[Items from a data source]
........

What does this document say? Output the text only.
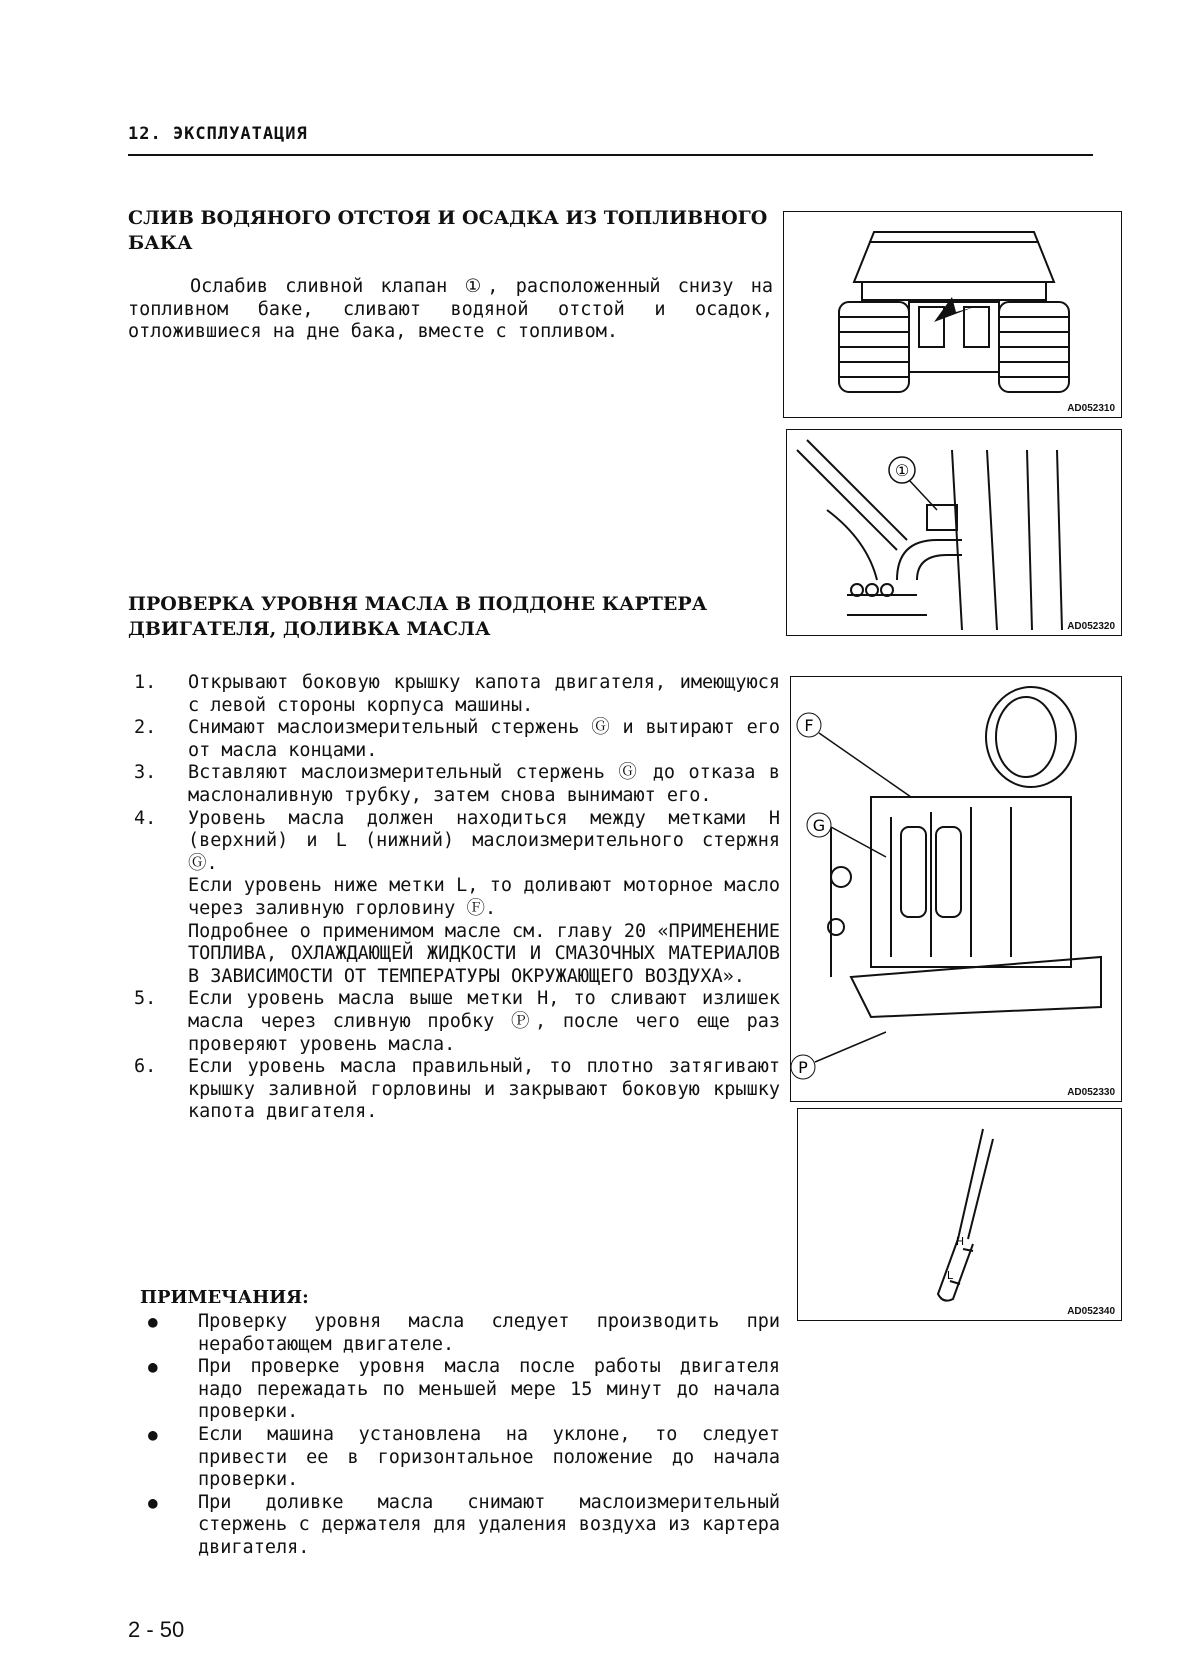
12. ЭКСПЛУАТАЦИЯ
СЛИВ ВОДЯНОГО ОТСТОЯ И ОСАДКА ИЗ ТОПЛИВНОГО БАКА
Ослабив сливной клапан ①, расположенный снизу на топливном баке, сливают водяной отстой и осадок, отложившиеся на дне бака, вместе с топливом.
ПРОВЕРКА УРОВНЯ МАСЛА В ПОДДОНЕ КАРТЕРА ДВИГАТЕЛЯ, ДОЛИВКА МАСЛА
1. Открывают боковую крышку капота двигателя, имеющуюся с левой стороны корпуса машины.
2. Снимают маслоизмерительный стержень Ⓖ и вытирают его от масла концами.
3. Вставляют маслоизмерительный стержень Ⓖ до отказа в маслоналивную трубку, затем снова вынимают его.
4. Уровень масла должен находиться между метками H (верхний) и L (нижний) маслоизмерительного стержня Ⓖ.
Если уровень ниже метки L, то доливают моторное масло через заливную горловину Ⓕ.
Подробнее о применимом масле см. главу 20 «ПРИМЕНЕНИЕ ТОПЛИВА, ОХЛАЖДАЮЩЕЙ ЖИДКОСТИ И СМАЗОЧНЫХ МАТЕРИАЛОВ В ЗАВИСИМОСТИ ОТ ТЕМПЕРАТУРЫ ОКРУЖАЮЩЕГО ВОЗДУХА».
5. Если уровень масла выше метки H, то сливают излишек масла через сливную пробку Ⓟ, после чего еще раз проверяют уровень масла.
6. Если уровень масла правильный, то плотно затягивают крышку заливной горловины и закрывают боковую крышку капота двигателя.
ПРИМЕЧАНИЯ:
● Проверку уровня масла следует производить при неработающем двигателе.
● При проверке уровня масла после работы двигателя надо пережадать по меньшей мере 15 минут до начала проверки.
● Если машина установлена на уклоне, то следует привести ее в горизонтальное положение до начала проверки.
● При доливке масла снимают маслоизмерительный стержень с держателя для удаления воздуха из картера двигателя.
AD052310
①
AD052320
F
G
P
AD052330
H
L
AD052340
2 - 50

........

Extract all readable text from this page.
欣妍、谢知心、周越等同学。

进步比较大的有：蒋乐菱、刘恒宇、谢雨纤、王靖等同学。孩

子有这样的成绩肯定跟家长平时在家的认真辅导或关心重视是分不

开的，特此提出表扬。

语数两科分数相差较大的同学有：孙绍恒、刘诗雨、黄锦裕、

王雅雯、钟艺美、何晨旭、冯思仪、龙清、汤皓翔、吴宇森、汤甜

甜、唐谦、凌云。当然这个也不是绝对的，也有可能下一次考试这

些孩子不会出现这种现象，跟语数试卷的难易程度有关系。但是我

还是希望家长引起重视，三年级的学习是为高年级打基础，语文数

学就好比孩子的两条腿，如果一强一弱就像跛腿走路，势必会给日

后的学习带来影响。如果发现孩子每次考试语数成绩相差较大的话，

........

## SET EXERCISE
Scan the material above for the string "стержень" and return the lines that hold it.

## RESULT OF THIS TASK
2. Снимают маслоизмерительный стержень Ⓖ и вытирают его от масла концами.
3. Вставляют маслоизмерительный стержень Ⓖ до отказа в маслоналивную трубку, затем снова вынимают его.
● При доливке масла снимают маслоизмерительный стержень с держателя для удаления воздуха из картера двигателя.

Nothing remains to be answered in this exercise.